• **Exercise aim**: Quote all of the data below exactly, please.

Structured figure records
** Begin **

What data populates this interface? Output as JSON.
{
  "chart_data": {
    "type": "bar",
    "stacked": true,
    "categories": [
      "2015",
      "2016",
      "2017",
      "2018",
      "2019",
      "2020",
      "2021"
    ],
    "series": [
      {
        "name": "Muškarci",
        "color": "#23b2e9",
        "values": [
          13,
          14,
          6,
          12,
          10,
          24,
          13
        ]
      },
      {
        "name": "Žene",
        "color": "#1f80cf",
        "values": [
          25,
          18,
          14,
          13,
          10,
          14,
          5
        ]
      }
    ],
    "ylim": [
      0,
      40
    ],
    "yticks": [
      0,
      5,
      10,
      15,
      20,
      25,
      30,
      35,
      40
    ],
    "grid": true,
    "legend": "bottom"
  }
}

** End **

• **Solution below**:
What data populates this interface? Output as JSON.
{
  "chart_data": {
    "type": "bar",
    "stacked": true,
    "categories": [
      "2015",
      "2016",
      "2017",
      "2018",
      "2019",
      "2020",
      "2021"
    ],
    "series": [
      {
        "name": "Muškarci",
        "color": "#23b2e9",
        "values": [
          13,
          14,
          6,
          12,
          10,
          24,
          13
        ]
      },
      {
        "name": "Žene",
        "color": "#1f80cf",
        "values": [
          25,
          18,
          14,
          13,
          10,
          14,
          5
        ]
      }
    ],
    "ylim": [
      0,
      40
    ],
    "yticks": [
      0,
      5,
      10,
      15,
      20,
      25,
      30,
      35,
      40
    ],
    "grid": true,
    "legend": "bottom"
  }
}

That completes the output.